▶ **WHAT YOU HAVE TO DO**
Search the listing for "加工科新生選購" and copy every line where it appears.

━━━ AVAILABLE RECORDS ━━━

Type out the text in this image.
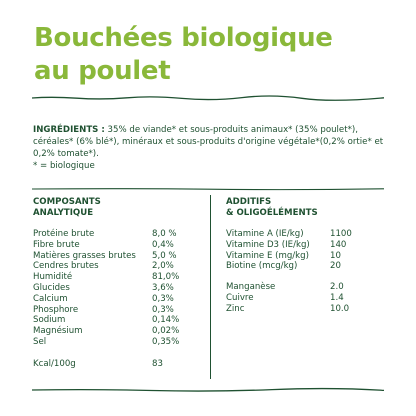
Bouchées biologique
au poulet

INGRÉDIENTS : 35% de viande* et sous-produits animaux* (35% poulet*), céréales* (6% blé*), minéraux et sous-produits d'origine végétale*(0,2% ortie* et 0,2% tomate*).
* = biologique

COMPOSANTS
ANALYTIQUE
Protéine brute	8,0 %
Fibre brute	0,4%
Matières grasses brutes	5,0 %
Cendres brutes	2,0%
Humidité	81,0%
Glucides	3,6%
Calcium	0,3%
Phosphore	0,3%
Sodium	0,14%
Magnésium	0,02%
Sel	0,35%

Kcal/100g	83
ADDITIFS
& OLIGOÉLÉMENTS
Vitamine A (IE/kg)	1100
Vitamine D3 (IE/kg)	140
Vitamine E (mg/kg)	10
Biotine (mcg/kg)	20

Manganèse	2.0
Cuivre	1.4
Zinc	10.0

━━━
━━━ AVAILABLE RECORDS ━━━

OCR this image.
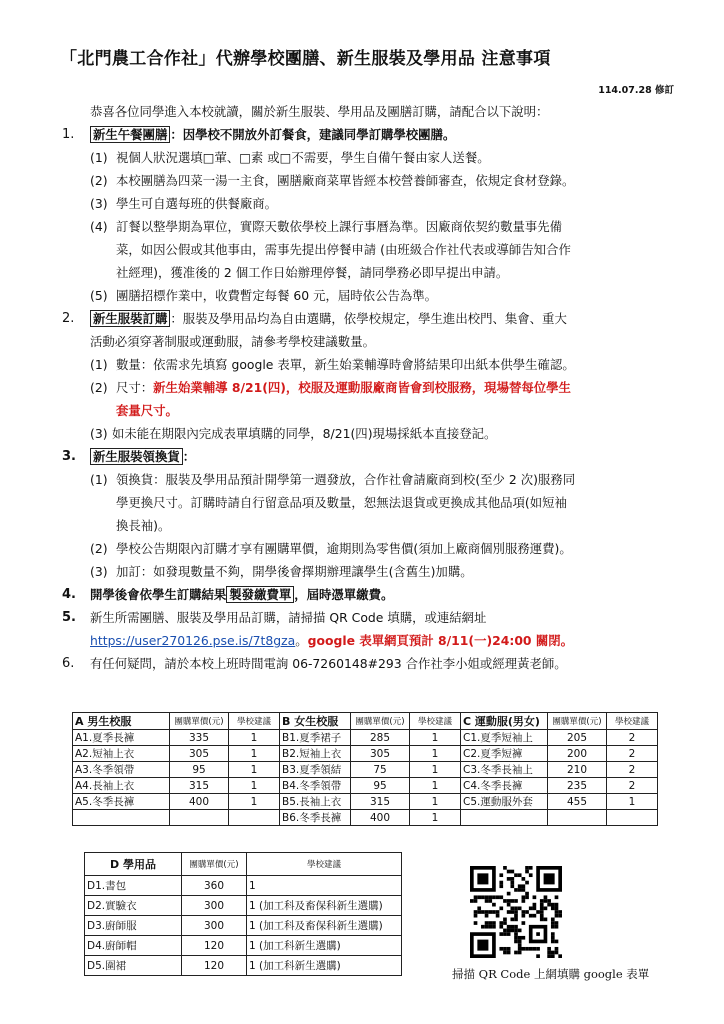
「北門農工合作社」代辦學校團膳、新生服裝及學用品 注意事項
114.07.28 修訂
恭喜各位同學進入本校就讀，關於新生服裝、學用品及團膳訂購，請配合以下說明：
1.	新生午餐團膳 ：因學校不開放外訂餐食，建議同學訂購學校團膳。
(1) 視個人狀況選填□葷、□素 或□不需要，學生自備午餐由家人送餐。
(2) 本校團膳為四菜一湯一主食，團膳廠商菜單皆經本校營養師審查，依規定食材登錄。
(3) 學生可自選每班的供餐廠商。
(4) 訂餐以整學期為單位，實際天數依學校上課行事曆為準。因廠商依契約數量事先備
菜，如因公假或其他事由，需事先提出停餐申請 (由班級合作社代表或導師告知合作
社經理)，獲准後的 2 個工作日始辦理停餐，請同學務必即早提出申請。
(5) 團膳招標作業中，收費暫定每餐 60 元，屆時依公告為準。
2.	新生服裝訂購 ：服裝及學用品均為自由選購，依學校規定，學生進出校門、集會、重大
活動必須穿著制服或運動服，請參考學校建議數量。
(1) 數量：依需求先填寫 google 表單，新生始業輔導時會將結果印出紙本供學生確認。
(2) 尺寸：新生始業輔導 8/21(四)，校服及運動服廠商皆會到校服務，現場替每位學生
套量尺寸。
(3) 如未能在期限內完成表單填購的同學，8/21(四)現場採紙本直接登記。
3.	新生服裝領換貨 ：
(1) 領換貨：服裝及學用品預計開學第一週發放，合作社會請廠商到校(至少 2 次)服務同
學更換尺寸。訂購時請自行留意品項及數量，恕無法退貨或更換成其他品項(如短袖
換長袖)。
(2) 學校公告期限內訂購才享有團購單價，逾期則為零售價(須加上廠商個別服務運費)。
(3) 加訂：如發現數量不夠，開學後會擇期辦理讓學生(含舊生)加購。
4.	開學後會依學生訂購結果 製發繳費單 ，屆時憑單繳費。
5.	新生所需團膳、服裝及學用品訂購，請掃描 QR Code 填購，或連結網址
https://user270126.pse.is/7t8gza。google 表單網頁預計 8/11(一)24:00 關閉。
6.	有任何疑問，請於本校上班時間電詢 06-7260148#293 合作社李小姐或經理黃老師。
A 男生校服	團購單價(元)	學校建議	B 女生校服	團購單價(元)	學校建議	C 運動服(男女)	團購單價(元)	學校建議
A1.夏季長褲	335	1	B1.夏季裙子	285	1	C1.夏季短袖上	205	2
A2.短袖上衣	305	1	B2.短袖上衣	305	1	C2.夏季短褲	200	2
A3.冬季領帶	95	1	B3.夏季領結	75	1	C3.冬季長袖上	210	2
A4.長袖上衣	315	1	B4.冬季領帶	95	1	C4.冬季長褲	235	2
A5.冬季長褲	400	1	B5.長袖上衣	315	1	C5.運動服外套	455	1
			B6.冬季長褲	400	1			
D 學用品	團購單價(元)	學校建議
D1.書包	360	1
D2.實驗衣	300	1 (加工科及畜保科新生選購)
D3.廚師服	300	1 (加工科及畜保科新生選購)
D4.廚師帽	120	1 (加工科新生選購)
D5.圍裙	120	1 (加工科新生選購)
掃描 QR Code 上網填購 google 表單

━━━

▶ **RESPONSE TO THE EXERCISE**
D4.廚師帽	120	1 (加工科新生選購)
D5.圍裙	120	1 (加工科新生選購)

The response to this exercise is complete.